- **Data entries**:
____
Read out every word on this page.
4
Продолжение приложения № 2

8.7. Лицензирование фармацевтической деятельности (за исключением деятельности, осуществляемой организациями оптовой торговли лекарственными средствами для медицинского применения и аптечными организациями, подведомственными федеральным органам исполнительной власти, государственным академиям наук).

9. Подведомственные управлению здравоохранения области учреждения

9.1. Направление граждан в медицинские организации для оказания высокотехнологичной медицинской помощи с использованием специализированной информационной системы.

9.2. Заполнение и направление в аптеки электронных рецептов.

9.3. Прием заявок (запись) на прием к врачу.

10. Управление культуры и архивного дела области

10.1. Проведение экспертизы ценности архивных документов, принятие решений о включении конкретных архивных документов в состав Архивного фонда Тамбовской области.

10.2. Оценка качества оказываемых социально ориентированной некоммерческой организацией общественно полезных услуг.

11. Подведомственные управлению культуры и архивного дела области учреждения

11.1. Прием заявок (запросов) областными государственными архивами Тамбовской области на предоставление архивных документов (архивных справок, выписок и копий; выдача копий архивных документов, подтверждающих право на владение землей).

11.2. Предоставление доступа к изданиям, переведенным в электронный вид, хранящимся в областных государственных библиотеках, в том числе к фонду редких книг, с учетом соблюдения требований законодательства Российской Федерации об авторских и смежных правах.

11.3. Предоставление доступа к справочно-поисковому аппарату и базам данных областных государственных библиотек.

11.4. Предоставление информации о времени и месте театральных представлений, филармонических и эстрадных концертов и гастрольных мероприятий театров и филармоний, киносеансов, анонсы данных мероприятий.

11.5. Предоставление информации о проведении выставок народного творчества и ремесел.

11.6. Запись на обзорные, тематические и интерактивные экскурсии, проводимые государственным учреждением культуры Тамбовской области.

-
____
- **Problem details**:
Return all of the data precisely as it appears.

- **Exercise response**:
Read out every word on this page.
4
Продолжение приложения № 2

8.7. Лицензирование фармацевтической деятельности (за исключением деятельности, осуществляемой организациями оптовой торговли лекарственными средствами для медицинского применения и аптечными организациями, подведомственными федеральным органам исполнительной власти, государственным академиям наук).

9. Подведомственные управлению здравоохранения области учреждения

9.1. Направление граждан в медицинские организации для оказания высокотехнологичной медицинской помощи с использованием специализированной информационной системы.

9.2. Заполнение и направление в аптеки электронных рецептов.

9.3. Прием заявок (запись) на прием к врачу.

10. Управление культуры и архивного дела области

10.1. Проведение экспертизы ценности архивных документов, принятие решений о включении конкретных архивных документов в состав Архивного фонда Тамбовской области.

10.2. Оценка качества оказываемых социально ориентированной некоммерческой организацией общественно полезных услуг.

11. Подведомственные управлению культуры и архивного дела области учреждения

11.1. Прием заявок (запросов) областными государственными архивами Тамбовской области на предоставление архивных документов (архивных справок, выписок и копий; выдача копий архивных документов, подтверждающих право на владение землей).

11.2. Предоставление доступа к изданиям, переведенным в электронный вид, хранящимся в областных государственных библиотеках, в том числе к фонду редких книг, с учетом соблюдения требований законодательства Российской Федерации об авторских и смежных правах.

11.3. Предоставление доступа к справочно-поисковому аппарату и базам данных областных государственных библиотек.

11.4. Предоставление информации о времени и месте театральных представлений, филармонических и эстрадных концертов и гастрольных мероприятий театров и филармоний, киносеансов, анонсы данных мероприятий.

11.5. Предоставление информации о проведении выставок народного творчества и ремесел.

11.6. Запись на обзорные, тематические и интерактивные экскурсии, проводимые государственным учреждением культуры Тамбовской области.

-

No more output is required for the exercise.